---------- Selection ----------
Small Claims Decisions

Decision Information

Decision Content

Date Issued: May 28, 2021

File: SC-2020-009507

Type: Small Claims

Civil Resolution Tribunal

Indexed as: Tichopad v. Auger, 2021 BCCRT 583

Between:

JIRI TICHOPAD

Applicant

And:

AMELIE AUGER

Respondent

REASONS FOR DECISION

Tribunal Member:

Kristin Gardner

INTRODUCTION

1.      This dispute is about the division of personal property after a relationship breakdown. The applicant, Jiri Tichopad, says he bought a ring and ski equipment for the respondent, Amelie Auger, during their relationship. Mr. Tichopad says the ring was a conditional gift, and he purchased the ski equipment for Ms. Auger as a loan. Mr. Tichopad seeks a total of $2,990, which is made up of $1,990 for the ring and $1,000 for the ski equipment.

2.      Ms. Auger says that both the ring and the ski equipment were gifts, and she does not owe Mr. Tichopad anything.

3.      The parties are each self-represented.
---------- Extracted data ----------
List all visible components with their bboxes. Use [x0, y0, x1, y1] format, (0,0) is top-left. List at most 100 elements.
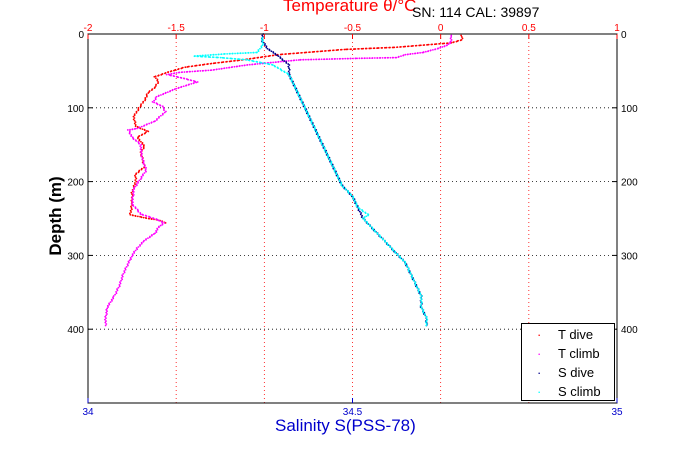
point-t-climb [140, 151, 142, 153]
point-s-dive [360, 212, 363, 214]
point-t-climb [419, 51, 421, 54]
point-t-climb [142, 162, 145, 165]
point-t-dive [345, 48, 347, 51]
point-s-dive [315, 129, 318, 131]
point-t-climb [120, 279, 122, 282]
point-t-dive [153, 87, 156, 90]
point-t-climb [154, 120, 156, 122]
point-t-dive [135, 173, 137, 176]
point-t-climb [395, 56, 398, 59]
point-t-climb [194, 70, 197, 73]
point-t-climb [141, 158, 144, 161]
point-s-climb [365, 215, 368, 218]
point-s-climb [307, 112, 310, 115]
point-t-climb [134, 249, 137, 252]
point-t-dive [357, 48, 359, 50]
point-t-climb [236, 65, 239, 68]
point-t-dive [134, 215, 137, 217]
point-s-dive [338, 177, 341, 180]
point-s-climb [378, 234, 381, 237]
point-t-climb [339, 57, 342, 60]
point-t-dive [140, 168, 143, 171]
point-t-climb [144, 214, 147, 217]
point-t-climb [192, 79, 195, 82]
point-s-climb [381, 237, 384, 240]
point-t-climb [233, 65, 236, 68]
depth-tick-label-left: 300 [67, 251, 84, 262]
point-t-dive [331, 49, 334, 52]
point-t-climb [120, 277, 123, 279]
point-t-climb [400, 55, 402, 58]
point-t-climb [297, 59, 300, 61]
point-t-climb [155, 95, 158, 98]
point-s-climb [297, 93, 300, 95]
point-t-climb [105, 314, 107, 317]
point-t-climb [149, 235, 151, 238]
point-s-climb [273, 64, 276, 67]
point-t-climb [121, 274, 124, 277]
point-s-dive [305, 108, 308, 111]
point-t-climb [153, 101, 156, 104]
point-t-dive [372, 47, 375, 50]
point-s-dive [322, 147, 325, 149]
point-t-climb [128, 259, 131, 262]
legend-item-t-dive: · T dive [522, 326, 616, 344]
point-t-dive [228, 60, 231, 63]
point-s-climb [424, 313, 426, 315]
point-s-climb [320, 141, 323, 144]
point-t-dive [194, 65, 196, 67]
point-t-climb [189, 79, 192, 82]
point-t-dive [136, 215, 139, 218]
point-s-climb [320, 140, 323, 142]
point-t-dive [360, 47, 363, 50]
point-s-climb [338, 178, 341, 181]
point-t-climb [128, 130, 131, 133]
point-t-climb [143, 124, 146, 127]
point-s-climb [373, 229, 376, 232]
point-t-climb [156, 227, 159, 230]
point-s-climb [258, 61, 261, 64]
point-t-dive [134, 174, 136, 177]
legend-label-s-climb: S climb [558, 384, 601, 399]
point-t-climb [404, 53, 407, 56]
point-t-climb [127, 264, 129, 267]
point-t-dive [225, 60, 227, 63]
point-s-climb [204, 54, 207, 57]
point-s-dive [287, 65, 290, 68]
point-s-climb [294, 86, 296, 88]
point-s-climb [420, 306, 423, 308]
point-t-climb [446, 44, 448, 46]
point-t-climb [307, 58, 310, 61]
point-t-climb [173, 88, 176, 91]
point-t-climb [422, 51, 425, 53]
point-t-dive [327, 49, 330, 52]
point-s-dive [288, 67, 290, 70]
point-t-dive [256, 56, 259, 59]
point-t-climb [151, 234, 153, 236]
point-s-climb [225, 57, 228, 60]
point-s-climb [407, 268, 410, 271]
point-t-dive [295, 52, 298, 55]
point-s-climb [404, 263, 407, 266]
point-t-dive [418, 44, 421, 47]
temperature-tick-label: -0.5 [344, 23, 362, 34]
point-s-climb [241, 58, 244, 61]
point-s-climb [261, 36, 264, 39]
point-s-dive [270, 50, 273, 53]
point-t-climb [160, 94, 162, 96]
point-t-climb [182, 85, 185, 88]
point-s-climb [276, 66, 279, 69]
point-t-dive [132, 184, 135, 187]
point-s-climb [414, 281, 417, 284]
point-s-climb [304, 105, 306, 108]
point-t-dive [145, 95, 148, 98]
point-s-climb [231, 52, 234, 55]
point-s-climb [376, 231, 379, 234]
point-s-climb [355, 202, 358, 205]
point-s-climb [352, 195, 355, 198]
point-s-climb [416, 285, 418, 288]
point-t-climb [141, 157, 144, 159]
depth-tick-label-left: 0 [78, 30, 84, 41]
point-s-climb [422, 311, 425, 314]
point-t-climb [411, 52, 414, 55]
----------
---------- Extracted data ----------
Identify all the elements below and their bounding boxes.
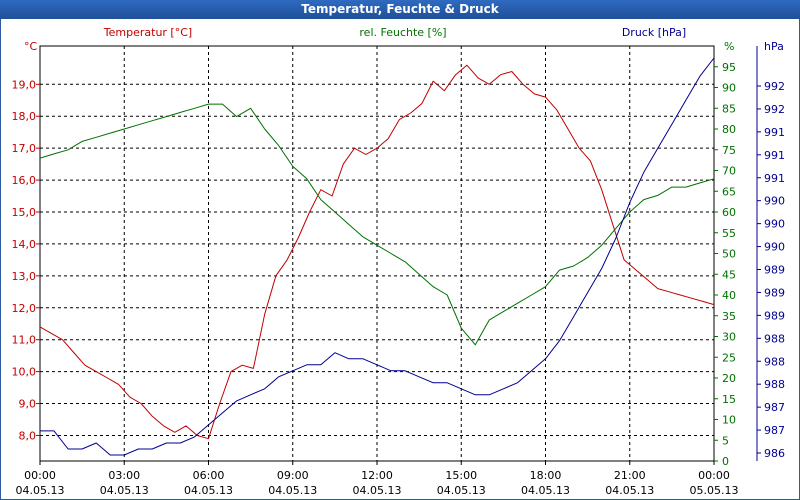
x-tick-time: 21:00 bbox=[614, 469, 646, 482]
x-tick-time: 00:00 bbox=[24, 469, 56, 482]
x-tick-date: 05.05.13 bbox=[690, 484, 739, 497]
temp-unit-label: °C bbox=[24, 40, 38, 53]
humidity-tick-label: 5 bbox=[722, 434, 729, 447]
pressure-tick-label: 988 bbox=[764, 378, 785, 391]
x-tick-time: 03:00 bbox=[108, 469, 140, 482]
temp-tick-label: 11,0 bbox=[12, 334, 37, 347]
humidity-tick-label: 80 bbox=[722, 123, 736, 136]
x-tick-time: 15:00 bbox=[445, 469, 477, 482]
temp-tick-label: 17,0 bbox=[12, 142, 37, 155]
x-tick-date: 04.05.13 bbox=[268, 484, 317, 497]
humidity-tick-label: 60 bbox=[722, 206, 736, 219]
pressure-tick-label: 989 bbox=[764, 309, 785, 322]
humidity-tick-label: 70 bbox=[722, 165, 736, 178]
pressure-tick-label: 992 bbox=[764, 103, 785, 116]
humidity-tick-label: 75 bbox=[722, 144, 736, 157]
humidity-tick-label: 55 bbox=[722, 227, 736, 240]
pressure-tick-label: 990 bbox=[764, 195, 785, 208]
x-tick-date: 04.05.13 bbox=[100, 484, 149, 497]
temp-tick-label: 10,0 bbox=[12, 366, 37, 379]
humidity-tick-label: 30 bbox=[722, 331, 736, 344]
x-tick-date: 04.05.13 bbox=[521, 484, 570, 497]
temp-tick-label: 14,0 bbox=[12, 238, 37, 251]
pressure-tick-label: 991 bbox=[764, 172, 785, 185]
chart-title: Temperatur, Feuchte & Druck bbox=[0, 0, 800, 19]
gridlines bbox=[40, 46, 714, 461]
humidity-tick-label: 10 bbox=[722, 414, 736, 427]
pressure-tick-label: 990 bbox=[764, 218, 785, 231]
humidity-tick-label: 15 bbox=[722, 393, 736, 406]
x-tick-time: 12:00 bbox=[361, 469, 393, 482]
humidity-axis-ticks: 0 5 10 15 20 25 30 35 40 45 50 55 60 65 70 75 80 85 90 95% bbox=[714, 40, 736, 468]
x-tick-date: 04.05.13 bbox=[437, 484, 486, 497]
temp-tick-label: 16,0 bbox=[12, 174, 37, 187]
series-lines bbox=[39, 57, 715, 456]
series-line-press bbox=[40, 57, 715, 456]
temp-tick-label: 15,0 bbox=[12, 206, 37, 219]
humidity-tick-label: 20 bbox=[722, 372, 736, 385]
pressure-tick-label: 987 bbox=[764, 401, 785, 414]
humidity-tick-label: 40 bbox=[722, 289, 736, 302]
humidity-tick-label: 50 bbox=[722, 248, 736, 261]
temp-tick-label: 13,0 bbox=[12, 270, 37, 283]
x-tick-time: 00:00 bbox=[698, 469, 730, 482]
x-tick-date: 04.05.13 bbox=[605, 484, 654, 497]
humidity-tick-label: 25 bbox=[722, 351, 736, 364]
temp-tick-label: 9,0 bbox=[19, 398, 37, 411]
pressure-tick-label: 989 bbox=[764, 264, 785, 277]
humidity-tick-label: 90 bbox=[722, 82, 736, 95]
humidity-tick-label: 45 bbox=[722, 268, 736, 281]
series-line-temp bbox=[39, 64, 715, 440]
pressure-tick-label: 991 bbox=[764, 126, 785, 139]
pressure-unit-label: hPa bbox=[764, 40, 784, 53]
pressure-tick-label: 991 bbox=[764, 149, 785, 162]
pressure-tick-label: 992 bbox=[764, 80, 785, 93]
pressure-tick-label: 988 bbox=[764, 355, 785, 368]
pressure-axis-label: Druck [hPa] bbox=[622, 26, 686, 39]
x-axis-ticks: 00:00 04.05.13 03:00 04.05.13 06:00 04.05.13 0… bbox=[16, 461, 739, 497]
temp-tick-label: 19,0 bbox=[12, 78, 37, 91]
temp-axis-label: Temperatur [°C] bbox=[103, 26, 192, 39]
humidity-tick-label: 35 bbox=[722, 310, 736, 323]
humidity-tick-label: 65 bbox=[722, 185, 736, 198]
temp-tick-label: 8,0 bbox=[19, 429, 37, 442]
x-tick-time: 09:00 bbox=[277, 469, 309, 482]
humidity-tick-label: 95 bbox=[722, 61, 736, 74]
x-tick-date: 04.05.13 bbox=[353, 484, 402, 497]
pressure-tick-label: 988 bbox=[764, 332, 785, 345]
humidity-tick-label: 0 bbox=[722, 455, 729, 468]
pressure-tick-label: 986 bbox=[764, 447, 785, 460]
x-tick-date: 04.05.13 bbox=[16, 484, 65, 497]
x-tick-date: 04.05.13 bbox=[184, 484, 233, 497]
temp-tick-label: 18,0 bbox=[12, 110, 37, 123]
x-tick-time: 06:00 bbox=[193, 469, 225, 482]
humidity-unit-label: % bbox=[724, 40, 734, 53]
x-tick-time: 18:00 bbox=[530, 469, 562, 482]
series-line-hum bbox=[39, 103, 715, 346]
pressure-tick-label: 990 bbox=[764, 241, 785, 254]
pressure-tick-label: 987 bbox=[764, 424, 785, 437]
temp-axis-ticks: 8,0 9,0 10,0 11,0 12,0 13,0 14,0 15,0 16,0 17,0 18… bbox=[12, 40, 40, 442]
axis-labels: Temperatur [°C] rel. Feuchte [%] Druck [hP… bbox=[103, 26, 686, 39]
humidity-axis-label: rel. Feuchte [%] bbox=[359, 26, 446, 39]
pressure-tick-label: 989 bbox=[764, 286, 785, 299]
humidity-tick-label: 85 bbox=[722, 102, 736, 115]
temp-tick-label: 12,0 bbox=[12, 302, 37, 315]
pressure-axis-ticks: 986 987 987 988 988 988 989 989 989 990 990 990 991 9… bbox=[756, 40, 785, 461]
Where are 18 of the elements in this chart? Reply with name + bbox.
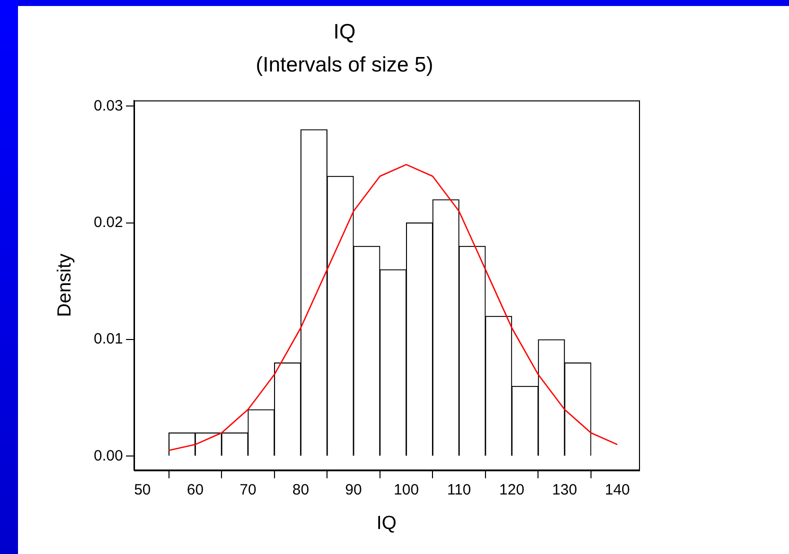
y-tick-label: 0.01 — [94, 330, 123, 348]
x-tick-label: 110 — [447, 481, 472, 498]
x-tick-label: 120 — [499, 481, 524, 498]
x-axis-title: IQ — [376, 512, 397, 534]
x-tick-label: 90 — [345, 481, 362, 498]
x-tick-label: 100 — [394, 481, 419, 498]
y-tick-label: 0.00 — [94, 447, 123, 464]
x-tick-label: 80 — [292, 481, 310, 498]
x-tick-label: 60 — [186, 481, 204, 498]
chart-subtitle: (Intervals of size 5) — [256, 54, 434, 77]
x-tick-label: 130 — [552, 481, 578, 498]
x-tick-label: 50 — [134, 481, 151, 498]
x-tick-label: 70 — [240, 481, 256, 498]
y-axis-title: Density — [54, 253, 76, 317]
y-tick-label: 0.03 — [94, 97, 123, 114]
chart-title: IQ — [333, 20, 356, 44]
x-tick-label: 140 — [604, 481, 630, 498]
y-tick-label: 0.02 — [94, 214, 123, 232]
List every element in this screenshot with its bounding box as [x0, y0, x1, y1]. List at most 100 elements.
----------
Complete the following –
a) Answer these questions using the small claims decision at the top of the page:
(i) On what date was the decision issued?
(ii) Who is the tribunal member named in the decision?
(iii) How much of the total amount sought is for the ski equipment?
b) Write the next part of the small claims decision about the ring and ski equipment, starting after its last paragraph.

Final results –
a)
(i) May 28, 2021
(ii) Kristin Gardner
(iii) $1,000

b)
JURISDICTION AND PROCEDURE

4.      These are the formal written reasons of the Civil Resolution Tribunal (CRT). The CRT has jurisdiction over small claims brought under section 118 of the Civil Resolution Tribunal Act (CRTA). Section 2 of the CRTA states that the CRT’s mandate is to provide dispute resolution services accessibly, quickly, economically, informally, and flexibly. In resolving disputes, the CRT must apply principles of law and fairness, and recognize any relationships between the dispute’s parties that will likely continue after the CRT process has ended.

5.      Section 39 of the CRTA says the CRT has discretion to decide the format of the hearing, including by writing, telephone, videoconferencing, email, or a combination of these. In some respects, both parties to this dispute call into question the credibility, or truthfulness, of the other. The credibility of interested witnesses, particularly where there is conflict, cannot be determined solely by the test of whose personal demeanour in a courtroom or tribunal proceeding appears to be the most truthful. The assessment of what is the most likely account depends on its harmony with the rest of the evidence. In the circumstances of this dispute, I find that I am properly able to assess and weigh the evidence and submissions before me. I note the decision in Yas v. Pope, 2018 BCSC 282 at paragraphs 32 to 28, in which the court recognized that oral hearings are not necessarily required where credibility is in issue. Bearing in mind the CRT’s mandate that includes proportionality and a speedy resolution of disputes, I decided to hear this dispute through written submissions.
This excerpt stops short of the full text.